- _YOUR INSTRUCTIONS_
From the entries that follow, extract each line holding the string "this".

################

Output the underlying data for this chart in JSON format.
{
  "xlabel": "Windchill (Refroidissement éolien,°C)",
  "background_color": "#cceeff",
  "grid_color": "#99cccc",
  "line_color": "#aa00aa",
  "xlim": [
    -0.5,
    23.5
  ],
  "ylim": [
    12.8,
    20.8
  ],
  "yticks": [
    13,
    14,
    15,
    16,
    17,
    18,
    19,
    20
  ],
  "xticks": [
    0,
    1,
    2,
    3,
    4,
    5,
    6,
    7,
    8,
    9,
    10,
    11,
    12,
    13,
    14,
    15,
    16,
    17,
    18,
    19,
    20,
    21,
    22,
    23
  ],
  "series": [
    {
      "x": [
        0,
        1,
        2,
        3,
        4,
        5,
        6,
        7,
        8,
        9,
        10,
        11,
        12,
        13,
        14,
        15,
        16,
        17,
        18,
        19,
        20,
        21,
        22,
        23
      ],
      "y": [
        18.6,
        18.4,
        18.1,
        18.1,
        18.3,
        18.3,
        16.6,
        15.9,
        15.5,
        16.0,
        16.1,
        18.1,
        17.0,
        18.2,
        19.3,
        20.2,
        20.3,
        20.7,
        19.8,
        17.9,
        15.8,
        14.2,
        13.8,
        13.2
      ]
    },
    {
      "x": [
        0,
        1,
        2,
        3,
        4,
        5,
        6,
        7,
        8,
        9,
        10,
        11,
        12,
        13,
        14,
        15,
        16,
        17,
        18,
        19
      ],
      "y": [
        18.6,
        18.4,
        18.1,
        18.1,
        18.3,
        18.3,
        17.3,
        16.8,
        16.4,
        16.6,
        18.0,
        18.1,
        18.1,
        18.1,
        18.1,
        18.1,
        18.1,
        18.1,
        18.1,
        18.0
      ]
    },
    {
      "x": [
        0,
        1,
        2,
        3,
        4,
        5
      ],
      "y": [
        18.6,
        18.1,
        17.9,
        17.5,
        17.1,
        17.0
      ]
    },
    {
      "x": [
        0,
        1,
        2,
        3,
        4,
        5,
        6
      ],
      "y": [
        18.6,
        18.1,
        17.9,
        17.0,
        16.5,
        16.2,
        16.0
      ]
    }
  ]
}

################

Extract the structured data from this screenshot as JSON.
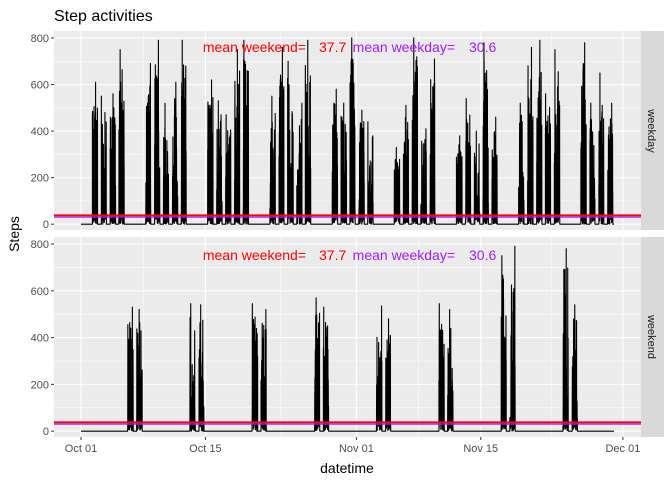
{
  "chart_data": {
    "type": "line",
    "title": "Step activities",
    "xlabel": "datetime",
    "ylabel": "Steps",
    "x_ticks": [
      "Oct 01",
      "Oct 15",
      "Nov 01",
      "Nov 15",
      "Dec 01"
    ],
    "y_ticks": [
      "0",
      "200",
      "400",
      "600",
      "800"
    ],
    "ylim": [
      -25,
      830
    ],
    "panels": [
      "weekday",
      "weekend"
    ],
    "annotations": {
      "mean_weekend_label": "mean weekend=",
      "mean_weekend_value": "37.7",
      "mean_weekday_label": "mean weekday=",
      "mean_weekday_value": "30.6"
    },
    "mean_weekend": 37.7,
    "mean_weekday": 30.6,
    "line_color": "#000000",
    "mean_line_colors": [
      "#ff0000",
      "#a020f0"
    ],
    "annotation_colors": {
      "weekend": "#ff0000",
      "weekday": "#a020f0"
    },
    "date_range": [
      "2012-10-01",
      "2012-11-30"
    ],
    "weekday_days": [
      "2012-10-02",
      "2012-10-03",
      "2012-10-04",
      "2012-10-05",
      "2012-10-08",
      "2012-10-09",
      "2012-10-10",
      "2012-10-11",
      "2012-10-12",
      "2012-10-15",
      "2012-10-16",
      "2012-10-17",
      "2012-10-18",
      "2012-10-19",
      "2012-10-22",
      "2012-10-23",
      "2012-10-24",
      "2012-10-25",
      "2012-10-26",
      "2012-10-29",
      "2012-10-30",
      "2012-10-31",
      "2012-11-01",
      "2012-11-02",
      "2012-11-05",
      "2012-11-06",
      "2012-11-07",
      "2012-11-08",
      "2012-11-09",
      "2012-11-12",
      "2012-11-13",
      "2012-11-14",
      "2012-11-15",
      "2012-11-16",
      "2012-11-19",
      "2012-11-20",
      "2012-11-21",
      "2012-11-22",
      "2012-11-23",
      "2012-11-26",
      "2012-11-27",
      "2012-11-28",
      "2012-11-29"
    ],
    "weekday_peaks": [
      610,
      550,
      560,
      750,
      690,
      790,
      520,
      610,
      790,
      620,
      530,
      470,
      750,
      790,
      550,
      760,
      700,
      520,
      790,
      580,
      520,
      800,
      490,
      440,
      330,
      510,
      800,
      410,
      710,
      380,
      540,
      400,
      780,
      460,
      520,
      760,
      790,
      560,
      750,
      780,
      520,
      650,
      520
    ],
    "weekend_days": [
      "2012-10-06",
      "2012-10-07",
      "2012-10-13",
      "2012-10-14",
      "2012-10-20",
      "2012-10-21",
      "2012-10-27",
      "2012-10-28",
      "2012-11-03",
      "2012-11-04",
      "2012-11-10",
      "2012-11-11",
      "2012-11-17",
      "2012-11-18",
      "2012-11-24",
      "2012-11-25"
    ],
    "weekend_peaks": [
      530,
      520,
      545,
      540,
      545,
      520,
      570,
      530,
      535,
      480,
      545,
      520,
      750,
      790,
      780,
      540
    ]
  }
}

################

- _REPLY TO THE EXERCISE_
Output the underlying data for this chart in JSON format.
Extract the structured data from this screenshot as JSON.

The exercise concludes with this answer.